Stored items:
○ ○ ○ ○ ○ ○ ○

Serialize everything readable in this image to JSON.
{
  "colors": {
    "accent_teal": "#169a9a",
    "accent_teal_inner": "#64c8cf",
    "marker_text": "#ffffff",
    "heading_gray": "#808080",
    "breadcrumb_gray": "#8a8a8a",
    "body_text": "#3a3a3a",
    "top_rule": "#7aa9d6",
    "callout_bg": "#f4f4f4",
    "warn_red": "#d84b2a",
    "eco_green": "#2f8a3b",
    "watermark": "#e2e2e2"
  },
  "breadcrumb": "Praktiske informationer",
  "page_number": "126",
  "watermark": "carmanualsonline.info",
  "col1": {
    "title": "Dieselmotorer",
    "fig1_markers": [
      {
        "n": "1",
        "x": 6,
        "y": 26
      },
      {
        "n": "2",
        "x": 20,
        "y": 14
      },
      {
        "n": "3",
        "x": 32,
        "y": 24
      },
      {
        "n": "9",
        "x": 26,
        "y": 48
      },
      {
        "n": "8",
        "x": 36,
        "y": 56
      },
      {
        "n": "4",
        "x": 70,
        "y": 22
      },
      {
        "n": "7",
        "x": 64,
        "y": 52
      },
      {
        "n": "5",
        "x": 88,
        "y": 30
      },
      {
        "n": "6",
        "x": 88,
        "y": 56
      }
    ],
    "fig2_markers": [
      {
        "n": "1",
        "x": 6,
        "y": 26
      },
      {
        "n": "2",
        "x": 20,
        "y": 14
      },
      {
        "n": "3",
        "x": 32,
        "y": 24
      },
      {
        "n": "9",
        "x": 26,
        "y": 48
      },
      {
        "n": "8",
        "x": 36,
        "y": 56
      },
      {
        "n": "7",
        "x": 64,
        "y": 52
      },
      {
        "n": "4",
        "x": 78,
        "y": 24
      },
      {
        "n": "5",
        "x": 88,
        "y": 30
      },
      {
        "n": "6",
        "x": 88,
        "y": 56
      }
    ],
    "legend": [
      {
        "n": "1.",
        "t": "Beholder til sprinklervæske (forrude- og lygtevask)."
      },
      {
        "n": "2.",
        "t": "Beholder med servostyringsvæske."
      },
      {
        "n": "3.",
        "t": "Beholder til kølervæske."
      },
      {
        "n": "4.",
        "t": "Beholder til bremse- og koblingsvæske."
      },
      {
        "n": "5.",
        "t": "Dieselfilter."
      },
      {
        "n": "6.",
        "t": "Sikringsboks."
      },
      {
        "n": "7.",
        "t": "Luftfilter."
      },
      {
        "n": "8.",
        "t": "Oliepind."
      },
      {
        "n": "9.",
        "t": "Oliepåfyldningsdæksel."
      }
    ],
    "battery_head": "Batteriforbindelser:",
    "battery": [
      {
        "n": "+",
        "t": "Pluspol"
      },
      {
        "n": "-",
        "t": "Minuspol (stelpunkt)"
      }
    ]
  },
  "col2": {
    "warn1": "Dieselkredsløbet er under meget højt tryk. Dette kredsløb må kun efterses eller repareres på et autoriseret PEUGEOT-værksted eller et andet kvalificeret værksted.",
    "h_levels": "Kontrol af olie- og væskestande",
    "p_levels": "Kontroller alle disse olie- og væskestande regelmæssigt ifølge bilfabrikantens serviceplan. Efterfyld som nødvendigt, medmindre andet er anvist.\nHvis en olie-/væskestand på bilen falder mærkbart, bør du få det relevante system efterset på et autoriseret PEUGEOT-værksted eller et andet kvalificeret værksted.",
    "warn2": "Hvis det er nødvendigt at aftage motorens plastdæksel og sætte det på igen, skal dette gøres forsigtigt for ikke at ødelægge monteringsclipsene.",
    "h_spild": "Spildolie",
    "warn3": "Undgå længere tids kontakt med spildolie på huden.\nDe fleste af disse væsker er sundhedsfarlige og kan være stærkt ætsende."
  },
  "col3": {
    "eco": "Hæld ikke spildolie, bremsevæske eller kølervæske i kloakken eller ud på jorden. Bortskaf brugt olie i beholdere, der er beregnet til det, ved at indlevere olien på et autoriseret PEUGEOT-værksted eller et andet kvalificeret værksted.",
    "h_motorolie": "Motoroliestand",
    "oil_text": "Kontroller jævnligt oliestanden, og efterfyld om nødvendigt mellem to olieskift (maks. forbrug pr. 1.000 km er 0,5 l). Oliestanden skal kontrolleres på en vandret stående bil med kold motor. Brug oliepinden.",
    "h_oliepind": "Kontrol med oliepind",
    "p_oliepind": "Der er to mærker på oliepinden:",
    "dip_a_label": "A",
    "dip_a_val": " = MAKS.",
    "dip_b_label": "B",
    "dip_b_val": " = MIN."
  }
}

○ ○ ○ ○ ○ ○ ○

Pick out all the lines with the word "watermark" in them and copy them.

The output:
    "watermark": "#e2e2e2"
  "watermark": "carmanualsonline.info",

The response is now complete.